Zapisane wpisy:
* * *

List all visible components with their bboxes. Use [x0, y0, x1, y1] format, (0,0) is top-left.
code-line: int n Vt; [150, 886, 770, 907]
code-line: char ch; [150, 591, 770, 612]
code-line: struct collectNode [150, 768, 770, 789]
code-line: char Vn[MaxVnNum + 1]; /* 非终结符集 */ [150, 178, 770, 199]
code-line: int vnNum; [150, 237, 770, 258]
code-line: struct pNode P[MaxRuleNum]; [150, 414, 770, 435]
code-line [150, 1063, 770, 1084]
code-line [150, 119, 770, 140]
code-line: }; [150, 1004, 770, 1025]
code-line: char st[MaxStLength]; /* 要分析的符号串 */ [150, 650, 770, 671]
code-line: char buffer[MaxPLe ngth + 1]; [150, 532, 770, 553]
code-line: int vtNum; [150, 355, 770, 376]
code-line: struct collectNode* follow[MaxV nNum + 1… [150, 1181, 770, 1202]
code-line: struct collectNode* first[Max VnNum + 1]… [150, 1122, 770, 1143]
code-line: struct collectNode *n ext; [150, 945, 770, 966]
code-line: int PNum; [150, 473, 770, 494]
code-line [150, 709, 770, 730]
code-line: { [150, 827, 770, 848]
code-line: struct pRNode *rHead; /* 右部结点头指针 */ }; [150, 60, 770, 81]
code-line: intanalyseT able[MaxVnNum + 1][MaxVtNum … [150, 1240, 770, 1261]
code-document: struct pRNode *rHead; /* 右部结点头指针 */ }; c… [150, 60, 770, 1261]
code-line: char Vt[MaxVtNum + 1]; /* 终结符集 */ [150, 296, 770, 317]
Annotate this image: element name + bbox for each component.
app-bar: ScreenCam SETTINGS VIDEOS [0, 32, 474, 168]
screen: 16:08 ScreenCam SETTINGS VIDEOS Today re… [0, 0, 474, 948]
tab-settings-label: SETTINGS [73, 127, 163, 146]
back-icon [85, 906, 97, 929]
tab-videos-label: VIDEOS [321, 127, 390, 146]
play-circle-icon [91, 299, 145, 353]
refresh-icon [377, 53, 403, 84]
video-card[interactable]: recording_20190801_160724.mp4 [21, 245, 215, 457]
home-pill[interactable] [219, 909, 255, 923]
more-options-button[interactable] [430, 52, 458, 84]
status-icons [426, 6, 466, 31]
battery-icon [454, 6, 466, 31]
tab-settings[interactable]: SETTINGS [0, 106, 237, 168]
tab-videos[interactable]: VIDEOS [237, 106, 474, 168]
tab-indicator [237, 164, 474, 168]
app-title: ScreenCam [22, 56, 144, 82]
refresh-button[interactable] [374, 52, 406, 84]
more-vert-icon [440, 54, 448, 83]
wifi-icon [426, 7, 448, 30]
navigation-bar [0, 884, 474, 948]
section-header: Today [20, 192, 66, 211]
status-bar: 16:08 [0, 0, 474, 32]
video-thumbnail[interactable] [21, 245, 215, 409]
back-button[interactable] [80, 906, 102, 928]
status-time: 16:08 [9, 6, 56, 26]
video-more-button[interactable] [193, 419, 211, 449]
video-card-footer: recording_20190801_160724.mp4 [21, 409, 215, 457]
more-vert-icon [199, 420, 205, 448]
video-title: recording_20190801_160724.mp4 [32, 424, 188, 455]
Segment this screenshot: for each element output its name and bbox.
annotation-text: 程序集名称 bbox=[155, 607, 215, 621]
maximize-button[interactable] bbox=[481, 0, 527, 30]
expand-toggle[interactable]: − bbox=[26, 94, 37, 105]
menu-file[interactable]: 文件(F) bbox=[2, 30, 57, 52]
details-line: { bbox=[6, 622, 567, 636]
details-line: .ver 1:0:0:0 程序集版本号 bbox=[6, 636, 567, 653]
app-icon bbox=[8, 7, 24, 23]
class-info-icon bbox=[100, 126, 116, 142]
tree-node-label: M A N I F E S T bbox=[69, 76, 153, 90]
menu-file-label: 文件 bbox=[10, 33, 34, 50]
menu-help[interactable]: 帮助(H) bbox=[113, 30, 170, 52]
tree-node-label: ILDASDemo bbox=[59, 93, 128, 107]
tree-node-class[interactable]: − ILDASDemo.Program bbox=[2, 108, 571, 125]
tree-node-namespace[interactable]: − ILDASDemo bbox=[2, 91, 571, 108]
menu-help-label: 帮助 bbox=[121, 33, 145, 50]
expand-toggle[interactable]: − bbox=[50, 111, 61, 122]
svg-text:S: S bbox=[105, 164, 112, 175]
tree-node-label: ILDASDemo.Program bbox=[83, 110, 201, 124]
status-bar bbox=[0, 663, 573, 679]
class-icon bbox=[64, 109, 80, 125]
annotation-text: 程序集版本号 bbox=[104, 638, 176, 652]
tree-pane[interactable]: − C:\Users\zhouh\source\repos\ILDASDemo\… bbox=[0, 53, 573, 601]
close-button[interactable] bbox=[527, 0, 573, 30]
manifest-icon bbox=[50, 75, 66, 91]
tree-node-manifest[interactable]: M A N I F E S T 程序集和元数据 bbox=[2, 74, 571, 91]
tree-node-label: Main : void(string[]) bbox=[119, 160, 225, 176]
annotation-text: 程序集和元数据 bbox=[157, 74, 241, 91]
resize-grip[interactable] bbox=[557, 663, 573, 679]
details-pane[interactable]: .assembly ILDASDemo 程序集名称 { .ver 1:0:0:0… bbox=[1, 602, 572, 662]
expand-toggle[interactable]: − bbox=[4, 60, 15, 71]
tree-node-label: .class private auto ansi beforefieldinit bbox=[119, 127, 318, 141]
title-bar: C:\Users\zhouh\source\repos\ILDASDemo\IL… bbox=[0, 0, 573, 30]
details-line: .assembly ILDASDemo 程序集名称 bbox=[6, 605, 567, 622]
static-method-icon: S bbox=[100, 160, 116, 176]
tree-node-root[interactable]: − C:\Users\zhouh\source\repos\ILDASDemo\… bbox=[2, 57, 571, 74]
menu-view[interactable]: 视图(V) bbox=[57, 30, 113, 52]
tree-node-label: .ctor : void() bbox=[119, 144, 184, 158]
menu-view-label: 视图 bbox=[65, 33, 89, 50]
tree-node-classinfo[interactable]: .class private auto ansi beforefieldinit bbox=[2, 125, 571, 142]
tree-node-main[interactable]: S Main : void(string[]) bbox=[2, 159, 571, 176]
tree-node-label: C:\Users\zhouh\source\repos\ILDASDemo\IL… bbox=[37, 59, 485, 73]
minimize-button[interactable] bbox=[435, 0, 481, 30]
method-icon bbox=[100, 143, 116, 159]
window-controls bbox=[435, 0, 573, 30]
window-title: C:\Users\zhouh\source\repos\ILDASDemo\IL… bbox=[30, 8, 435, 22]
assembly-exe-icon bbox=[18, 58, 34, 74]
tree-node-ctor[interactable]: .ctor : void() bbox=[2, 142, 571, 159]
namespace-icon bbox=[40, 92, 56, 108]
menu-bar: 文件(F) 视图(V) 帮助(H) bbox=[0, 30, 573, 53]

* * *

**WYMAGANIA ZADANIA**
Odtwórz bez żadnych zmian wszystkie wiersze materiału podanego wyżej, od pierwszego do ostatniego.

**ROZWIĄZANIE ĆWICZENIA**
List all visible components with their bboxes. Use [x0, y0, x1, y1] format, (0,0) is top-left.
code-line: int n Vt; [150, 886, 770, 907]
code-line: char ch; [150, 591, 770, 612]
code-line: struct collectNode [150, 768, 770, 789]
code-line: char Vn[MaxVnNum + 1]; /* 非终结符集 */ [150, 178, 770, 199]
code-line: int vnNum; [150, 237, 770, 258]
code-line: struct pNode P[MaxRuleNum]; [150, 414, 770, 435]
code-line [150, 1063, 770, 1084]
code-line [150, 119, 770, 140]
code-line: }; [150, 1004, 770, 1025]
code-line: char st[MaxStLength]; /* 要分析的符号串 */ [150, 650, 770, 671]
code-line: char buffer[MaxPLe ngth + 1]; [150, 532, 770, 553]
code-line: int vtNum; [150, 355, 770, 376]
code-line: struct collectNode* follow[MaxV nNum + 1… [150, 1181, 770, 1202]
code-line: struct collectNode* first[Max VnNum + 1]… [150, 1122, 770, 1143]
code-line: struct collectNode *n ext; [150, 945, 770, 966]
code-line: int PNum; [150, 473, 770, 494]
code-line [150, 709, 770, 730]
code-line: { [150, 827, 770, 848]
code-line: struct pRNode *rHead; /* 右部结点头指针 */ }; [150, 60, 770, 81]
code-line: intanalyseT able[MaxVnNum + 1][MaxVtNum … [150, 1240, 770, 1261]
code-document: struct pRNode *rHead; /* 右部结点头指针 */ }; c… [150, 60, 770, 1261]
code-line: char Vt[MaxVtNum + 1]; /* 终结符集 */ [150, 296, 770, 317]
Annotate this image: element name + bbox for each component.
app-bar: ScreenCam SETTINGS VIDEOS [0, 32, 474, 168]
screen: 16:08 ScreenCam SETTINGS VIDEOS Today re… [0, 0, 474, 948]
tab-settings-label: SETTINGS [73, 127, 163, 146]
back-icon [85, 906, 97, 929]
tab-videos-label: VIDEOS [321, 127, 390, 146]
play-circle-icon [91, 299, 145, 353]
refresh-icon [377, 53, 403, 84]
video-card[interactable]: recording_20190801_160724.mp4 [21, 245, 215, 457]
home-pill[interactable] [219, 909, 255, 923]
more-options-button[interactable] [430, 52, 458, 84]
status-icons [426, 6, 466, 31]
battery-icon [454, 6, 466, 31]
tab-settings[interactable]: SETTINGS [0, 106, 237, 168]
tab-videos[interactable]: VIDEOS [237, 106, 474, 168]
tab-indicator [237, 164, 474, 168]
app-title: ScreenCam [22, 56, 144, 82]
refresh-button[interactable] [374, 52, 406, 84]
more-vert-icon [440, 54, 448, 83]
wifi-icon [426, 7, 448, 30]
navigation-bar [0, 884, 474, 948]
section-header: Today [20, 192, 66, 211]
status-bar: 16:08 [0, 0, 474, 32]
video-thumbnail[interactable] [21, 245, 215, 409]
back-button[interactable] [80, 906, 102, 928]
status-time: 16:08 [9, 6, 56, 26]
video-more-button[interactable] [193, 419, 211, 449]
video-card-footer: recording_20190801_160724.mp4 [21, 409, 215, 457]
more-vert-icon [199, 420, 205, 448]
video-title: recording_20190801_160724.mp4 [32, 424, 188, 455]
Segment this screenshot: for each element output its name and bbox.
annotation-text: 程序集名称 bbox=[155, 607, 215, 621]
maximize-button[interactable] bbox=[481, 0, 527, 30]
expand-toggle[interactable]: − bbox=[26, 94, 37, 105]
menu-file[interactable]: 文件(F) bbox=[2, 30, 57, 52]
details-line: { bbox=[6, 622, 567, 636]
details-line: .ver 1:0:0:0 程序集版本号 bbox=[6, 636, 567, 653]
app-icon bbox=[8, 7, 24, 23]
class-info-icon bbox=[100, 126, 116, 142]
tree-node-label: M A N I F E S T bbox=[69, 76, 153, 90]
menu-file-label: 文件 bbox=[10, 33, 34, 50]
menu-help[interactable]: 帮助(H) bbox=[113, 30, 170, 52]
tree-node-label: ILDASDemo bbox=[59, 93, 128, 107]
tree-node-class[interactable]: − ILDASDemo.Program bbox=[2, 108, 571, 125]
tree-node-namespace[interactable]: − ILDASDemo bbox=[2, 91, 571, 108]
menu-help-label: 帮助 bbox=[121, 33, 145, 50]
expand-toggle[interactable]: − bbox=[50, 111, 61, 122]
svg-text:S: S bbox=[105, 164, 112, 175]
tree-node-label: ILDASDemo.Program bbox=[83, 110, 201, 124]
status-bar bbox=[0, 663, 573, 679]
class-icon bbox=[64, 109, 80, 125]
annotation-text: 程序集版本号 bbox=[104, 638, 176, 652]
tree-pane[interactable]: − C:\Users\zhouh\source\repos\ILDASDemo\… bbox=[0, 53, 573, 601]
close-button[interactable] bbox=[527, 0, 573, 30]
manifest-icon bbox=[50, 75, 66, 91]
tree-node-manifest[interactable]: M A N I F E S T 程序集和元数据 bbox=[2, 74, 571, 91]
tree-node-label: Main : void(string[]) bbox=[119, 160, 225, 176]
annotation-text: 程序集和元数据 bbox=[157, 74, 241, 91]
resize-grip[interactable] bbox=[557, 663, 573, 679]
details-pane[interactable]: .assembly ILDASDemo 程序集名称 { .ver 1:0:0:0… bbox=[1, 602, 572, 662]
expand-toggle[interactable]: − bbox=[4, 60, 15, 71]
tree-node-label: .class private auto ansi beforefieldinit bbox=[119, 127, 318, 141]
title-bar: C:\Users\zhouh\source\repos\ILDASDemo\IL… bbox=[0, 0, 573, 30]
details-line: .assembly ILDASDemo 程序集名称 bbox=[6, 605, 567, 622]
static-method-icon: S bbox=[100, 160, 116, 176]
tree-node-root[interactable]: − C:\Users\zhouh\source\repos\ILDASDemo\… bbox=[2, 57, 571, 74]
menu-view[interactable]: 视图(V) bbox=[57, 30, 113, 52]
tree-node-label: .ctor : void() bbox=[119, 144, 184, 158]
menu-view-label: 视图 bbox=[65, 33, 89, 50]
tree-node-classinfo[interactable]: .class private auto ansi beforefieldinit bbox=[2, 125, 571, 142]
tree-node-main[interactable]: S Main : void(string[]) bbox=[2, 159, 571, 176]
tree-node-label: C:\Users\zhouh\source\repos\ILDASDemo\IL… bbox=[37, 59, 485, 73]
minimize-button[interactable] bbox=[435, 0, 481, 30]
method-icon bbox=[100, 143, 116, 159]
window-controls bbox=[435, 0, 573, 30]
window-title: C:\Users\zhouh\source\repos\ILDASDemo\IL… bbox=[30, 8, 435, 22]
assembly-exe-icon bbox=[18, 58, 34, 74]
tree-node-ctor[interactable]: .ctor : void() bbox=[2, 142, 571, 159]
namespace-icon bbox=[40, 92, 56, 108]
menu-bar: 文件(F) 视图(V) 帮助(H) bbox=[0, 30, 573, 53]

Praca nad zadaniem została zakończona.